[start of Supplied records]

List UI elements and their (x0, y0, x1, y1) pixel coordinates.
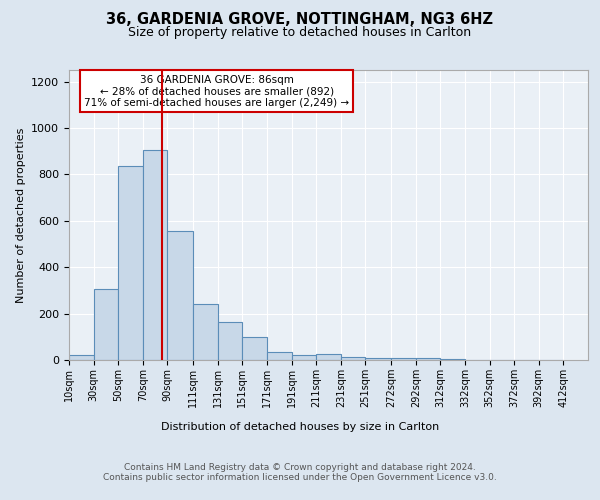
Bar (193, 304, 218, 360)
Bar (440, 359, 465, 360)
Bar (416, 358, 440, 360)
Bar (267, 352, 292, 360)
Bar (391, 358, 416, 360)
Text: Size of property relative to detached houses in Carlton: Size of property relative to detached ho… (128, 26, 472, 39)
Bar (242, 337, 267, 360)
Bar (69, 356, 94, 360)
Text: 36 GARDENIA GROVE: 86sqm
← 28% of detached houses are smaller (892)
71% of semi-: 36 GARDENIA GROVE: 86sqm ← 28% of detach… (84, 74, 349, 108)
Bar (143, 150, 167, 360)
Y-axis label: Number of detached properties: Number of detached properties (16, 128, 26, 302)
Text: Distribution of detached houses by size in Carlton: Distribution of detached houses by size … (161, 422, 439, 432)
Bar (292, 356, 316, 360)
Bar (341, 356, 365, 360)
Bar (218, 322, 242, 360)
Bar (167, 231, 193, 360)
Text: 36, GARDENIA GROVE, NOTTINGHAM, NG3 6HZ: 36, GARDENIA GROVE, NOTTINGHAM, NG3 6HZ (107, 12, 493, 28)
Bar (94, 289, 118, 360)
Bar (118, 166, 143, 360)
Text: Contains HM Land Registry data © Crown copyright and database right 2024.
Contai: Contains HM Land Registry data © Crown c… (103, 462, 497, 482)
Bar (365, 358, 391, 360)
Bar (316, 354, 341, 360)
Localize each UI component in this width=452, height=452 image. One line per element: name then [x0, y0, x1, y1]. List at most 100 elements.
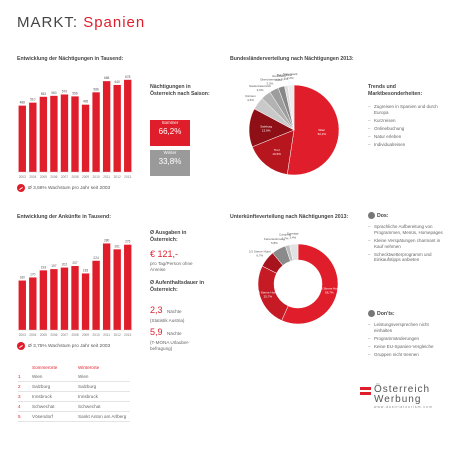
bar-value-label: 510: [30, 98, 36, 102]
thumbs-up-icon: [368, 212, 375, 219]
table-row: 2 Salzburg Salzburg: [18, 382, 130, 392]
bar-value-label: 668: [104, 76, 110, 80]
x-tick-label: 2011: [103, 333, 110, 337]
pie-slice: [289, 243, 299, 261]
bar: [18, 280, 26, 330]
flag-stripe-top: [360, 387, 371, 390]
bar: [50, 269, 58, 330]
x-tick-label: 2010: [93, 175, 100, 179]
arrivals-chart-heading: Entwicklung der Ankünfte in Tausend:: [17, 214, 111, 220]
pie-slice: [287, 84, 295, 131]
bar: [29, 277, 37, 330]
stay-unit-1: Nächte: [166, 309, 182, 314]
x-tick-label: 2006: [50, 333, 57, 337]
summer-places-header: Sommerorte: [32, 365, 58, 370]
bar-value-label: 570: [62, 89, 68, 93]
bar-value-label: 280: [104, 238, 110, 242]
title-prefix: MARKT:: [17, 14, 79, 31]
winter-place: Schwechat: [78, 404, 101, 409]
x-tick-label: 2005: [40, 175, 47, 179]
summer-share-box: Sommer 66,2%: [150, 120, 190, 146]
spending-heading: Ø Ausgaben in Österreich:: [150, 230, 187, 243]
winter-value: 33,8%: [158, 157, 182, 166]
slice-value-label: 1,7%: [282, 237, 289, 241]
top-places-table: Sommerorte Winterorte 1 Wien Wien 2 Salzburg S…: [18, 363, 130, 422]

[end of Supplied records]

Work to do:
Reproduce all of the records above word for word, leaving out the pictures.

Solved problem:
List UI elements and their (x0, y0, x1, y1) pixel coordinates.
Bar (193, 304, 218, 360)
Bar (440, 359, 465, 360)
Bar (416, 358, 440, 360)
Bar (267, 352, 292, 360)
Bar (391, 358, 416, 360)
Text: Size of property relative to detached houses in Carlton: Size of property relative to detached ho… (128, 26, 472, 39)
Bar (242, 337, 267, 360)
Bar (69, 356, 94, 360)
Text: 36 GARDENIA GROVE: 86sqm
← 28% of detached houses are smaller (892)
71% of semi-: 36 GARDENIA GROVE: 86sqm ← 28% of detach… (84, 74, 349, 108)
Bar (143, 150, 167, 360)
Y-axis label: Number of detached properties: Number of detached properties (16, 128, 26, 302)
Text: Distribution of detached houses by size in Carlton: Distribution of detached houses by size … (161, 422, 439, 432)
Bar (292, 356, 316, 360)
Bar (341, 356, 365, 360)
Bar (218, 322, 242, 360)
Bar (167, 231, 193, 360)
Text: 36, GARDENIA GROVE, NOTTINGHAM, NG3 6HZ: 36, GARDENIA GROVE, NOTTINGHAM, NG3 6HZ (107, 12, 493, 28)
Bar (94, 289, 118, 360)
Bar (118, 166, 143, 360)
Text: Contains HM Land Registry data © Crown copyright and database right 2024.
Contai: Contains HM Land Registry data © Crown c… (103, 462, 497, 482)
Bar (365, 358, 391, 360)
Bar (316, 354, 341, 360)
Localize each UI component in this width=452, height=452 image. One line per element: name then [x0, y0, x1, y1]. List at most 100 elements.
bar-value-label: 510: [30, 98, 36, 102]
thumbs-up-icon: [368, 212, 375, 219]
table-row: 2 Salzburg Salzburg: [18, 382, 130, 392]
bar-value-label: 668: [104, 76, 110, 80]
x-tick-label: 2011: [103, 333, 110, 337]
pie-slice: [289, 243, 299, 261]
bar: [18, 280, 26, 330]
flag-stripe-top: [360, 387, 371, 390]
bar: [50, 269, 58, 330]
x-tick-label: 2010: [93, 175, 100, 179]
arrivals-chart-heading: Entwicklung der Ankünfte in Tausend:: [17, 214, 111, 220]
pie-slice: [287, 84, 295, 131]
bar: [29, 277, 37, 330]
stay-unit-1: Nächte: [166, 309, 182, 314]
x-tick-label: 2006: [50, 333, 57, 337]
summer-places-header: Sommerorte: [32, 365, 58, 370]
bar-value-label: 570: [62, 89, 68, 93]
bar-value-label: 280: [104, 238, 110, 242]
title-prefix: MARKT:: [17, 14, 79, 31]
winter-place: Schwechat: [78, 404, 101, 409]
x-tick-label: 2005: [40, 175, 47, 179]
summer-share-box: Sommer 66,2%: [150, 120, 190, 146]
spending-heading: Ø Ausgaben in Österreich:: [150, 230, 187, 243]
winter-value: 33,8%: [158, 157, 182, 166]
slice-value-label: 1,7%: [282, 237, 289, 241]
top-places-table: Sommerorte Winterorte 1 Wien Wien 2 Salzburg S…: [18, 363, 130, 422]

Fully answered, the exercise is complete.